begin Supplied data
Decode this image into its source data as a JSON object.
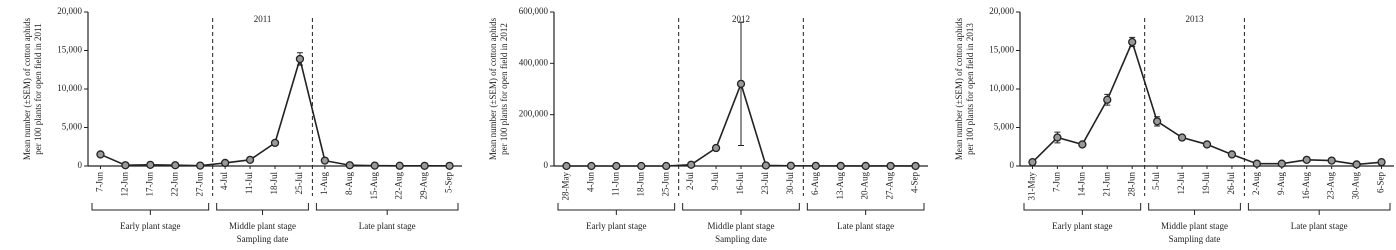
{
  "chart_data": [
    {
      "type": "line",
      "title": "2011",
      "ylabel": [
        "Mean number (±SEM) of cotton aphids",
        "per 100 plants for open field in 2011"
      ],
      "xlabel": "Sampling date",
      "stages": [
        "Early plant stage",
        "Middle plant stage",
        "Late plant stage"
      ],
      "categories": [
        "7-Jun",
        "12-Jun",
        "17-Jun",
        "22-Jun",
        "27-Jun",
        "4-Jul",
        "11-Jul",
        "18-Jul",
        "25-Jul",
        "1-Aug",
        "8-Aug",
        "15-Aug",
        "22-Aug",
        "29-Aug",
        "5-Sep"
      ],
      "values": [
        1500,
        100,
        150,
        100,
        50,
        400,
        800,
        3000,
        13900,
        700,
        100,
        50,
        30,
        20,
        20
      ],
      "errors": [
        150,
        20,
        20,
        20,
        10,
        60,
        100,
        200,
        800,
        100,
        20,
        10,
        5,
        5,
        5
      ],
      "color": "#222222",
      "ylim": [
        0,
        20000
      ],
      "yticks": [
        0,
        {
          "value": 5000,
          "label": "5,000"
        },
        {
          "value": 10000,
          "label": "10,000"
        },
        {
          "value": 15000,
          "label": "15,000"
        },
        {
          "value": 20000,
          "label": "20,000"
        }
      ]
    },
    {
      "type": "line",
      "title": "2012",
      "ylabel": [
        "Mean number (±SEM) of cotton aphids",
        "per 100 plants for open field in 2012"
      ],
      "xlabel": "Sampling date",
      "stages": [
        "Early plant stage",
        "Middle plant stage",
        "Late plant stage"
      ],
      "categories": [
        "28-May",
        "4-Jun",
        "11-Jun",
        "18-Jun",
        "25-Jun",
        "2-Jul",
        "9-Jul",
        "16-Jul",
        "23-Jul",
        "30-Jul",
        "6-Aug",
        "13-Aug",
        "20-Aug",
        "27-Aug",
        "4-Sep"
      ],
      "values": [
        0,
        0,
        0,
        0,
        0,
        5000,
        70000,
        320000,
        2000,
        1000,
        500,
        300,
        200,
        100,
        100
      ],
      "errors": [
        0,
        0,
        0,
        0,
        0,
        1000,
        5000,
        240000,
        500,
        200,
        100,
        50,
        50,
        20,
        20
      ],
      "color": "#222222",
      "ylim": [
        0,
        600000
      ],
      "yticks": [
        0,
        {
          "value": 200000,
          "label": "200,000"
        },
        {
          "value": 400000,
          "label": "400,000"
        },
        {
          "value": 600000,
          "label": "600,000"
        }
      ]
    },
    {
      "type": "line",
      "title": "2013",
      "ylabel": [
        "Mean number (±SEM) of cotton aphids",
        "per 100 plants for open field in 2013"
      ],
      "xlabel": "Sampling date",
      "stages": [
        "Early plant stage",
        "Middle plant stage",
        "Late plant stage"
      ],
      "categories": [
        "31-May",
        "7-Jun",
        "14-Jun",
        "21-Jun",
        "28-Jun",
        "5-Jul",
        "12-Jul",
        "19-Jul",
        "26-Jul",
        "2-Aug",
        "9-Aug",
        "16-Aug",
        "23-Aug",
        "30-Aug",
        "6-Sep"
      ],
      "values": [
        500,
        3700,
        2800,
        8600,
        16100,
        5800,
        3700,
        2800,
        1500,
        300,
        300,
        800,
        700,
        200,
        500
      ],
      "errors": [
        100,
        700,
        150,
        700,
        600,
        600,
        200,
        150,
        100,
        50,
        50,
        100,
        100,
        50,
        100
      ],
      "color": "#222222",
      "ylim": [
        0,
        20000
      ],
      "yticks": [
        0,
        {
          "value": 5000,
          "label": "5,000"
        },
        {
          "value": 10000,
          "label": "10,000"
        },
        {
          "value": 15000,
          "label": "15,000"
        },
        {
          "value": 20000,
          "label": "20,000"
        }
      ]
    }
  ]
}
end Supplied data
**Requirements:** All lines that include "plants" are to be gathered and copied.

**Task solution:**
        "per 100 plants for open field in 2011"
        "per 100 plants for open field in 2012"
        "per 100 plants for open field in 2013"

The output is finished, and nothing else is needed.